What the task requires - Extract every entry word for word. Skip the pictures.

□ □ □

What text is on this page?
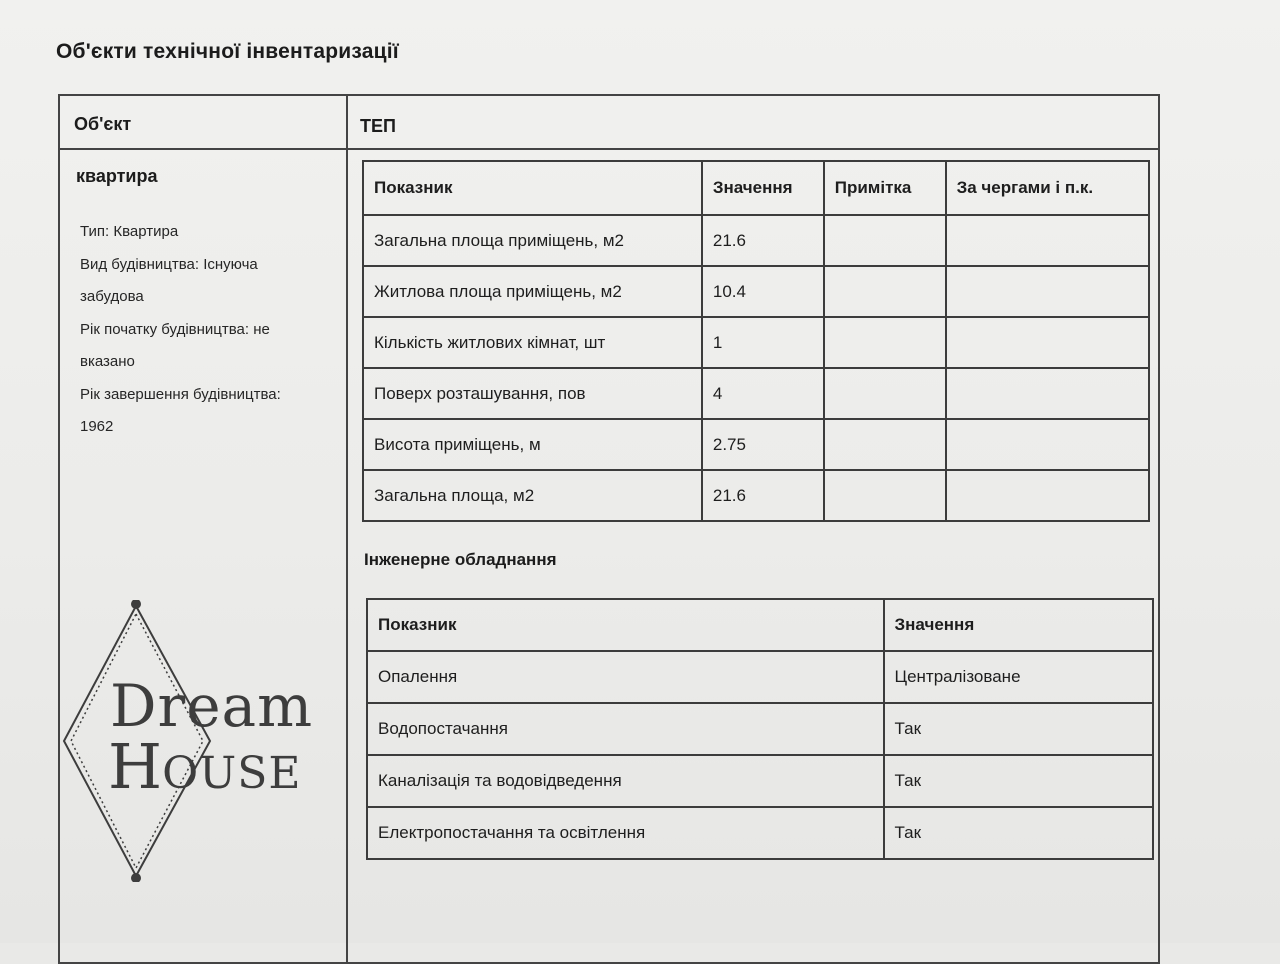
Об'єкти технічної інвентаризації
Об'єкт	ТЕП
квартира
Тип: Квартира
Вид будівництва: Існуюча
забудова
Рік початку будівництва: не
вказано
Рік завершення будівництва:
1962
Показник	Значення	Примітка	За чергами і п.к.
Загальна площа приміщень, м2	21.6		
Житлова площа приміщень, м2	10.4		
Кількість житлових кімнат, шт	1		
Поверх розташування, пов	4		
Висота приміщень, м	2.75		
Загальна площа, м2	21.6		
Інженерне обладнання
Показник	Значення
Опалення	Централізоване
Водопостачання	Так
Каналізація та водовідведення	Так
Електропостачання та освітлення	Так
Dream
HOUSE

□ □ □

Exercise result -
What text is on this page?
Об'єкти технічної інвентаризації
Об'єкт	ТЕП
квартира
Тип: Квартира
Вид будівництва: Існуюча
забудова
Рік початку будівництва: не
вказано
Рік завершення будівництва:
1962
Показник	Значення	Примітка	За чергами і п.к.
Загальна площа приміщень, м2	21.6		
Житлова площа приміщень, м2	10.4		
Кількість житлових кімнат, шт	1		
Поверх розташування, пов	4		
Висота приміщень, м	2.75		
Загальна площа, м2	21.6		
Інженерне обладнання
Показник	Значення
Опалення	Централізоване
Водопостачання	Так
Каналізація та водовідведення	Так
Електропостачання та освітлення	Так
Dream
HOUSE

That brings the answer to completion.